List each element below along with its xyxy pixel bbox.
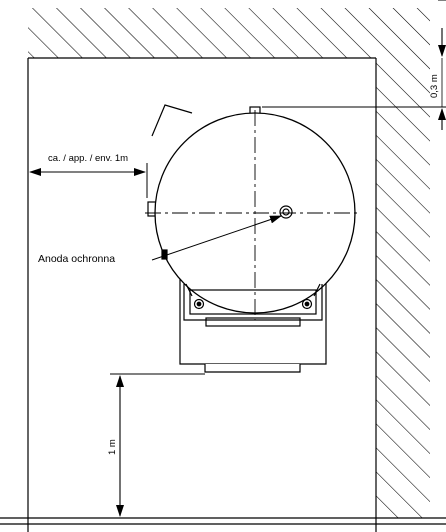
floor-clearance-label: 1 m xyxy=(107,439,118,455)
wall-clearance-dimension: ca. / app. / env. 1m xyxy=(29,153,148,198)
ceiling-hatching xyxy=(28,8,430,58)
anode-callout: Anoda ochronna xyxy=(38,215,282,265)
anode-label: Anoda ochronna xyxy=(38,253,115,265)
room-outline xyxy=(0,57,446,532)
wall-clearance-label: ca. / app. / env. 1m xyxy=(48,153,128,164)
ceiling-clearance-label: 0,3 m xyxy=(429,74,440,98)
ceiling-clearance-dimension: 0,3 m xyxy=(262,0,446,130)
heater-unit xyxy=(145,104,357,373)
floor-clearance-dimension: 1 m xyxy=(107,373,205,517)
right-wall-hatching xyxy=(376,58,430,518)
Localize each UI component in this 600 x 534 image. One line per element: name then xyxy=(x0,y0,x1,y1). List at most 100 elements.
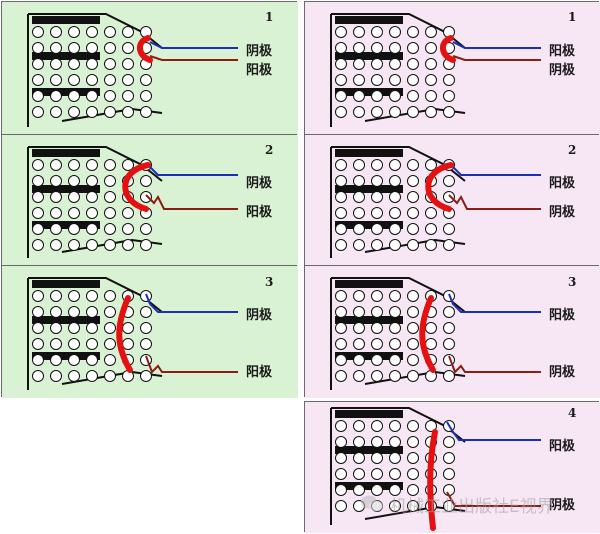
hole xyxy=(425,223,437,235)
arc-front xyxy=(419,295,436,373)
lamination-bar xyxy=(335,52,403,60)
hole xyxy=(335,338,347,350)
lamination-bar xyxy=(32,221,100,229)
top-electrode-label: 阳极 xyxy=(549,308,576,323)
hole xyxy=(68,26,80,38)
hole xyxy=(32,290,44,302)
hole xyxy=(50,90,62,102)
lamination-bar xyxy=(32,88,100,96)
hole xyxy=(68,370,80,382)
hole xyxy=(335,106,347,118)
hole xyxy=(140,175,152,187)
right-panel-3: 3 阳极 阴极 xyxy=(304,265,600,398)
hole xyxy=(68,42,80,54)
electrode-diagram xyxy=(305,266,600,398)
hole xyxy=(335,420,347,432)
hole xyxy=(335,306,347,318)
stage-number: 4 xyxy=(568,406,577,420)
top-electrode-label: 阳极 xyxy=(549,439,576,454)
hole xyxy=(68,306,80,318)
hole xyxy=(443,90,455,102)
hole xyxy=(32,207,44,219)
hole xyxy=(353,239,365,251)
bottom-wire xyxy=(446,491,541,507)
hole xyxy=(104,191,116,203)
bottom-electrode-label: 阴极 xyxy=(549,498,576,513)
hole xyxy=(68,106,80,118)
top-wire xyxy=(448,293,541,313)
electrode-diagram xyxy=(305,135,600,266)
hole xyxy=(353,420,365,432)
board-top-edge xyxy=(28,277,163,313)
hole xyxy=(371,58,383,70)
top-wire xyxy=(446,421,541,441)
lamination-bar xyxy=(335,185,403,193)
hole xyxy=(425,106,437,118)
hole xyxy=(443,239,455,251)
lamination-bar xyxy=(335,280,403,288)
lamination-bar xyxy=(335,316,403,324)
bottom-electrode-label: 阴极 xyxy=(549,63,576,78)
hole xyxy=(50,106,62,118)
top-wire xyxy=(149,41,238,49)
hole xyxy=(68,338,80,350)
hole xyxy=(425,322,437,334)
hole xyxy=(353,370,365,382)
top-electrode-label: 阴极 xyxy=(246,44,273,59)
hole xyxy=(425,159,437,171)
hole xyxy=(86,239,98,251)
hole xyxy=(407,338,419,350)
hole xyxy=(68,239,80,251)
hole xyxy=(86,74,98,86)
watermark-text: 机械工业出版社E视界 xyxy=(390,496,554,517)
hole xyxy=(443,338,455,350)
arc-front xyxy=(425,162,454,212)
lamination-bar xyxy=(32,352,100,360)
hole xyxy=(389,452,401,464)
hole xyxy=(371,306,383,318)
hole xyxy=(371,175,383,187)
left-panel-2: 2 阴极 阳极 xyxy=(1,134,298,266)
hole xyxy=(353,106,365,118)
hole xyxy=(443,74,455,86)
hole xyxy=(389,159,401,171)
hole xyxy=(389,106,401,118)
electrode-diagram xyxy=(2,135,298,266)
hole xyxy=(371,90,383,102)
hole xyxy=(407,370,419,382)
hole xyxy=(371,207,383,219)
hole xyxy=(425,338,437,350)
electrode-diagram xyxy=(2,2,298,135)
hole xyxy=(86,42,98,54)
hole xyxy=(353,175,365,187)
hole xyxy=(353,26,365,38)
hole xyxy=(407,239,419,251)
hole xyxy=(32,159,44,171)
hole xyxy=(335,191,347,203)
hole xyxy=(50,159,62,171)
bottom-electrode-label: 阳极 xyxy=(246,205,273,220)
chat-bubble-icon xyxy=(361,495,383,512)
hole xyxy=(443,452,455,464)
hole xyxy=(389,306,401,318)
electrode-diagram xyxy=(2,266,298,398)
stage-number: 3 xyxy=(265,275,274,289)
hole xyxy=(32,74,44,86)
lamination-bar xyxy=(32,16,100,24)
hole xyxy=(140,74,152,86)
hole xyxy=(50,338,62,350)
board-top-edge xyxy=(331,277,466,313)
hole xyxy=(389,370,401,382)
hole xyxy=(389,207,401,219)
hole xyxy=(353,223,365,235)
hole xyxy=(389,290,401,302)
hole xyxy=(443,322,455,334)
bottom-electrode-label: 阴极 xyxy=(549,365,576,380)
hole xyxy=(407,74,419,86)
hole xyxy=(371,484,383,496)
hole xyxy=(122,26,134,38)
hole xyxy=(122,106,134,118)
board-top-edge xyxy=(28,13,163,49)
hole xyxy=(335,26,347,38)
hole xyxy=(140,370,152,382)
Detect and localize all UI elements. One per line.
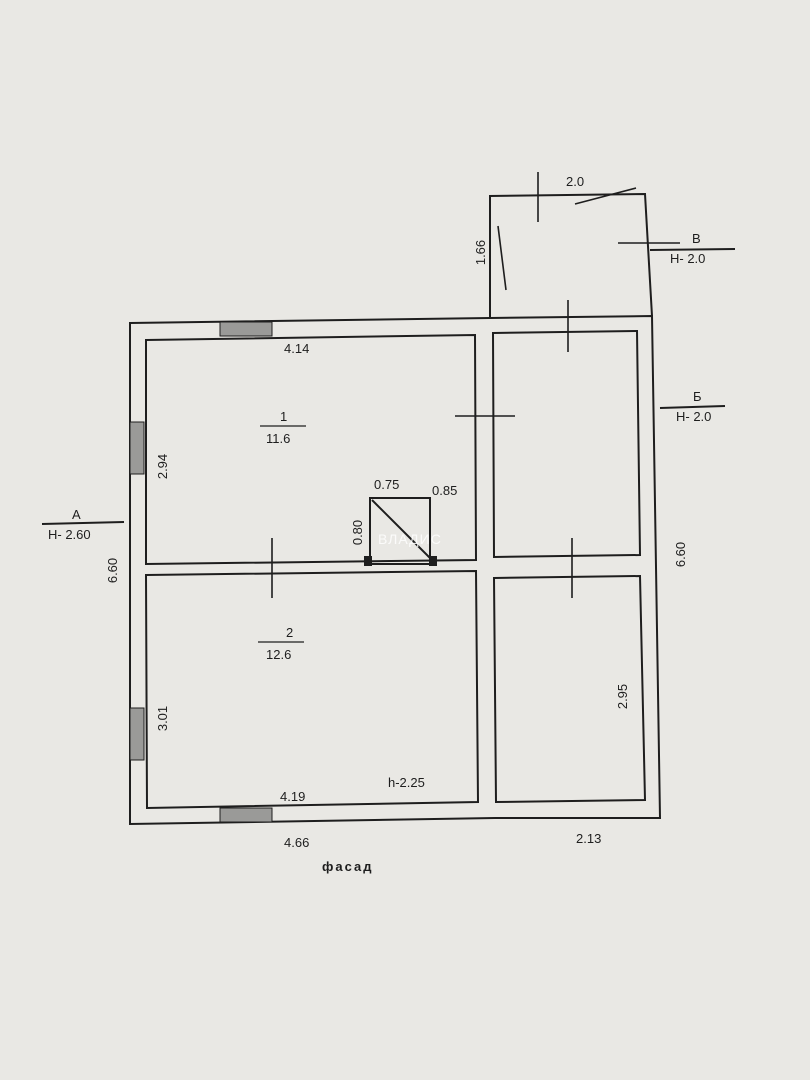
room-2-width-dim: 4.19 <box>280 789 306 804</box>
annex-bottom-inner <box>492 574 647 804</box>
window-left-lower <box>129 707 145 761</box>
watermark: ВЛАДИС <box>378 531 442 547</box>
section-b-letter: Б <box>693 389 702 404</box>
ceiling-height: h-2.25 <box>388 775 425 790</box>
stove-height-dim: 0.80 <box>350 519 366 546</box>
room-2-area: 12.6 <box>266 647 292 662</box>
annex-top-inner <box>491 329 642 559</box>
porch-depth-dim: 1.66 <box>473 239 489 266</box>
stove-foot-right <box>429 556 437 566</box>
annex-height-dim: 2.95 <box>615 683 631 710</box>
section-b-height: Н- 2.0 <box>676 409 712 424</box>
stove-width-dim: 0.75 <box>374 477 400 492</box>
porch-door-leaf <box>574 187 637 205</box>
leader-a <box>41 521 125 525</box>
room-2-number: 2 <box>286 625 294 640</box>
windows <box>129 321 273 823</box>
facade-label: фасад <box>322 859 374 874</box>
section-v-letter: В <box>692 231 701 246</box>
room-1-area: 11.6 <box>266 431 291 446</box>
room-1-width-dim: 4.14 <box>284 341 310 356</box>
section-a-height: Н- 2.60 <box>48 527 91 542</box>
room-1-height-dim: 2.94 <box>155 453 171 480</box>
leader-b <box>659 405 726 409</box>
room1-inner <box>145 333 478 566</box>
stove-outline <box>369 497 431 565</box>
stove-diagonal <box>371 499 433 561</box>
door-marks <box>271 172 680 598</box>
room-2-height-dim: 3.01 <box>155 705 171 732</box>
window-top <box>219 321 273 337</box>
wall-lines <box>41 192 736 826</box>
window-bottom <box>219 807 273 823</box>
room-1-number: 1 <box>280 409 288 424</box>
porch-door-leaf-2 <box>497 225 507 291</box>
stove-depth-dim: 0.85 <box>432 483 458 498</box>
room2-inner <box>144 569 480 810</box>
section-a-letter: А <box>72 507 81 522</box>
leader-v <box>649 248 736 251</box>
overall-depth-left: 6.60 <box>105 557 121 584</box>
window-left-upper <box>129 421 145 475</box>
outer-wall-outer <box>129 314 662 826</box>
porch-outline <box>489 192 653 318</box>
stove-foot-left <box>364 556 372 566</box>
overall-width-annex: 2.13 <box>576 831 602 846</box>
overall-depth-right: 6.60 <box>673 541 689 568</box>
overall-width-main: 4.66 <box>284 835 310 850</box>
section-v-height: Н- 2.0 <box>670 251 706 266</box>
porch-width-dim: 2.0 <box>566 174 585 189</box>
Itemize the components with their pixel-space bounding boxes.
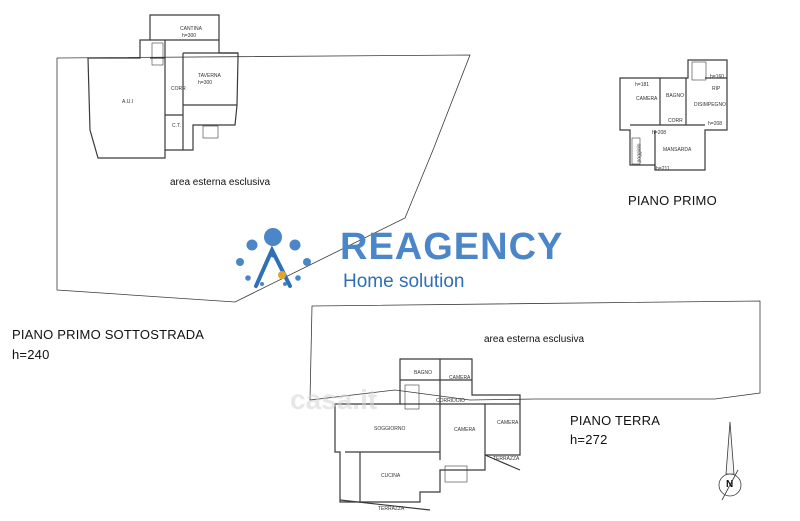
logo-tagline: Home solution — [343, 271, 465, 292]
room-label: A.U.I — [122, 99, 134, 105]
room-label: CORR — [668, 118, 683, 124]
room-label: BAGNO — [666, 93, 685, 99]
room-label: CAMERA — [636, 96, 658, 102]
room-label: CORRIDOIO — [436, 398, 465, 404]
logo-mark — [236, 228, 311, 288]
room-label: CORR — [171, 86, 186, 92]
room-label: RIP — [712, 86, 721, 92]
ground-floor-height: h=272 — [570, 432, 608, 447]
watermark: casa.it — [290, 384, 378, 415]
room-label: C.T. — [172, 123, 181, 129]
logo-brand-rest: AGENCY — [394, 226, 564, 268]
room-height: h=211 — [656, 166, 670, 172]
room-label: CAMERA — [497, 420, 519, 426]
room-label: TERRAZZA — [493, 456, 520, 462]
ground-outdoor-boundary — [309, 300, 761, 401]
room-label: CAMERA — [449, 375, 471, 381]
room-label: SOGGIORNO — [374, 426, 406, 432]
compass-rose — [718, 421, 742, 501]
basement-outdoor-label: area esterna esclusiva — [170, 177, 271, 188]
logo-brand: REAGENCY — [340, 226, 563, 269]
room-label: DISIMPEGNO — [694, 102, 726, 108]
room-label: TAVERNA — [198, 73, 221, 79]
ground-floor-title: PIANO TERRA — [570, 413, 661, 428]
room-height: h=208 — [652, 130, 667, 136]
logo-brand-first: RE — [340, 226, 395, 268]
ground-outdoor-label: area esterna esclusiva — [484, 334, 585, 345]
basement-outdoor-boundary — [56, 54, 471, 303]
room-label: TERRAZZA — [378, 506, 405, 512]
room-label: poggiolo — [636, 143, 643, 163]
room-height: h=208 — [708, 121, 723, 127]
room-label: CANTINA — [180, 26, 202, 32]
room-label: CUCINA — [381, 473, 401, 479]
room-label: MANSARDA — [663, 147, 692, 153]
room-height: h=300 — [198, 80, 213, 86]
first-floor-building — [619, 59, 728, 171]
compass-north-label: N — [726, 479, 734, 490]
first-floor-title: PIANO PRIMO — [628, 193, 717, 208]
room-label: BAGNO — [414, 370, 433, 376]
room-height: h=300 — [182, 33, 197, 39]
ground-floor-building — [334, 358, 521, 511]
basement-building — [87, 14, 239, 159]
room-label: CAMERA — [454, 427, 476, 433]
basement-height: h=240 — [12, 347, 50, 362]
basement-title: PIANO PRIMO SOTTOSTRADA — [12, 327, 205, 342]
room-height: h=181 — [635, 82, 650, 88]
room-height: h=160 — [710, 74, 725, 80]
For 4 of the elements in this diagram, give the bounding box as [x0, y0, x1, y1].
══════
(Short exercise)
Copy the data lines from the one containing "room-2-width-dim: 4.19 <box>280" through the one containing "ceiling-height: h-2.25 <box>388", inclusive, substituting "window-left-bottom" for "window-left-lower" and changing nothing else.

(Completed task)
room-2-width-dim: 4.19 <box>280 789 306 804</box>
annex-bottom-inner <box>492 574 647 804</box>
window-left-bottom <box>129 707 145 761</box>
watermark: ВЛАДИС <box>378 531 442 547</box>
section-b-letter: Б <box>693 389 702 404</box>
ceiling-height: h-2.25 <box>388 775 425 790</box>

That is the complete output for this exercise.